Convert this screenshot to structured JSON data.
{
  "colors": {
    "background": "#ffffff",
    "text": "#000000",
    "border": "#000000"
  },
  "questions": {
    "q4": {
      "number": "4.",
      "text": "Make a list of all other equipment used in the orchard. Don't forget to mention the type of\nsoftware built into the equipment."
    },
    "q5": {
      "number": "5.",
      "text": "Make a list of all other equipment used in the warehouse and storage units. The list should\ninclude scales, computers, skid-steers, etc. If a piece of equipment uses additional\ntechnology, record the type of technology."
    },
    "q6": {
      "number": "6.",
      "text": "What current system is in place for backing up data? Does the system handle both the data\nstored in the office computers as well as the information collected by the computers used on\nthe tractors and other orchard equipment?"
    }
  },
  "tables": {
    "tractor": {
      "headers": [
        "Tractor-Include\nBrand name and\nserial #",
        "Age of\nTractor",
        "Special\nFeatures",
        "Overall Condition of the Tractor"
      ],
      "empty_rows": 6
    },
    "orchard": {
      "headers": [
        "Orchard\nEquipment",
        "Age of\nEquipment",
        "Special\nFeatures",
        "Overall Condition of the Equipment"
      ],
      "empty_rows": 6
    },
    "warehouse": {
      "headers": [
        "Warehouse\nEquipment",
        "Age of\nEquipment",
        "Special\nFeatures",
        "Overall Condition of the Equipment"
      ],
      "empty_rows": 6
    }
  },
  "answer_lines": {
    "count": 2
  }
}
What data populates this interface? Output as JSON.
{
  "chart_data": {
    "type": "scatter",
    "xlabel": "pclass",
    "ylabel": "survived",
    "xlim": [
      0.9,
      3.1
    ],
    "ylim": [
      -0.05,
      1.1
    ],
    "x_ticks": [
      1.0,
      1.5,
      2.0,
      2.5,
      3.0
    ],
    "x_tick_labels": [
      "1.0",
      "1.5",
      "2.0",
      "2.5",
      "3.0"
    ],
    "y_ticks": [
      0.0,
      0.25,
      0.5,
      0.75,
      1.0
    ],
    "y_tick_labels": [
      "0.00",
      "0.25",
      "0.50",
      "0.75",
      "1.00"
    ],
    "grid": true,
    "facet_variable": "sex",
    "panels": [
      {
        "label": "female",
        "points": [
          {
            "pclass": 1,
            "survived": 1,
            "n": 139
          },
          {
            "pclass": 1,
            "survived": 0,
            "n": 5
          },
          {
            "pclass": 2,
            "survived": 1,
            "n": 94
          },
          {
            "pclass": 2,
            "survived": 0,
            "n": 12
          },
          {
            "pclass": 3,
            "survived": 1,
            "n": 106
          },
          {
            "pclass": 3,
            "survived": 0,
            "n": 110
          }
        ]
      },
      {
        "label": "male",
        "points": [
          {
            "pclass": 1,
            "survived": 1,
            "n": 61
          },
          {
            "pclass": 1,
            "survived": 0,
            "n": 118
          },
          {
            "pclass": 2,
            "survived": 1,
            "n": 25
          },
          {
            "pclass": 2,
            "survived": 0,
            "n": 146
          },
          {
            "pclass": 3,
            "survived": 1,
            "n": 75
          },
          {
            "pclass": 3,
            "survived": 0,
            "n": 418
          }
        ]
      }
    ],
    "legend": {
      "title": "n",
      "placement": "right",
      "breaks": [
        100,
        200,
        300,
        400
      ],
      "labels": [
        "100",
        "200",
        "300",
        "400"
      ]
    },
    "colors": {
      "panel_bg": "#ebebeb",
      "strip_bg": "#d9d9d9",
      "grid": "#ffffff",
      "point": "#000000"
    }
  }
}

___

# [Task requirements]
Copy each entry exactly, with nothing added or dropped.

# [Answer in full]
Convert this screenshot to structured JSON data.
{
  "colors": {
    "background": "#ffffff",
    "text": "#000000",
    "border": "#000000"
  },
  "questions": {
    "q4": {
      "number": "4.",
      "text": "Make a list of all other equipment used in the orchard. Don't forget to mention the type of\nsoftware built into the equipment."
    },
    "q5": {
      "number": "5.",
      "text": "Make a list of all other equipment used in the warehouse and storage units. The list should\ninclude scales, computers, skid-steers, etc. If a piece of equipment uses additional\ntechnology, record the type of technology."
    },
    "q6": {
      "number": "6.",
      "text": "What current system is in place for backing up data? Does the system handle both the data\nstored in the office computers as well as the information collected by the computers used on\nthe tractors and other orchard equipment?"
    }
  },
  "tables": {
    "tractor": {
      "headers": [
        "Tractor-Include\nBrand name and\nserial #",
        "Age of\nTractor",
        "Special\nFeatures",
        "Overall Condition of the Tractor"
      ],
      "empty_rows": 6
    },
    "orchard": {
      "headers": [
        "Orchard\nEquipment",
        "Age of\nEquipment",
        "Special\nFeatures",
        "Overall Condition of the Equipment"
      ],
      "empty_rows": 6
    },
    "warehouse": {
      "headers": [
        "Warehouse\nEquipment",
        "Age of\nEquipment",
        "Special\nFeatures",
        "Overall Condition of the Equipment"
      ],
      "empty_rows": 6
    }
  },
  "answer_lines": {
    "count": 2
  }
}
What data populates this interface? Output as JSON.
{
  "chart_data": {
    "type": "scatter",
    "xlabel": "pclass",
    "ylabel": "survived",
    "xlim": [
      0.9,
      3.1
    ],
    "ylim": [
      -0.05,
      1.1
    ],
    "x_ticks": [
      1.0,
      1.5,
      2.0,
      2.5,
      3.0
    ],
    "x_tick_labels": [
      "1.0",
      "1.5",
      "2.0",
      "2.5",
      "3.0"
    ],
    "y_ticks": [
      0.0,
      0.25,
      0.5,
      0.75,
      1.0
    ],
    "y_tick_labels": [
      "0.00",
      "0.25",
      "0.50",
      "0.75",
      "1.00"
    ],
    "grid": true,
    "facet_variable": "sex",
    "panels": [
      {
        "label": "female",
        "points": [
          {
            "pclass": 1,
            "survived": 1,
            "n": 139
          },
          {
            "pclass": 1,
            "survived": 0,
            "n": 5
          },
          {
            "pclass": 2,
            "survived": 1,
            "n": 94
          },
          {
            "pclass": 2,
            "survived": 0,
            "n": 12
          },
          {
            "pclass": 3,
            "survived": 1,
            "n": 106
          },
          {
            "pclass": 3,
            "survived": 0,
            "n": 110
          }
        ]
      },
      {
        "label": "male",
        "points": [
          {
            "pclass": 1,
            "survived": 1,
            "n": 61
          },
          {
            "pclass": 1,
            "survived": 0,
            "n": 118
          },
          {
            "pclass": 2,
            "survived": 1,
            "n": 25
          },
          {
            "pclass": 2,
            "survived": 0,
            "n": 146
          },
          {
            "pclass": 3,
            "survived": 1,
            "n": 75
          },
          {
            "pclass": 3,
            "survived": 0,
            "n": 418
          }
        ]
      }
    ],
    "legend": {
      "title": "n",
      "placement": "right",
      "breaks": [
        100,
        200,
        300,
        400
      ],
      "labels": [
        "100",
        "200",
        "300",
        "400"
      ]
    },
    "colors": {
      "panel_bg": "#ebebeb",
      "strip_bg": "#d9d9d9",
      "grid": "#ffffff",
      "point": "#000000"
    }
  }
}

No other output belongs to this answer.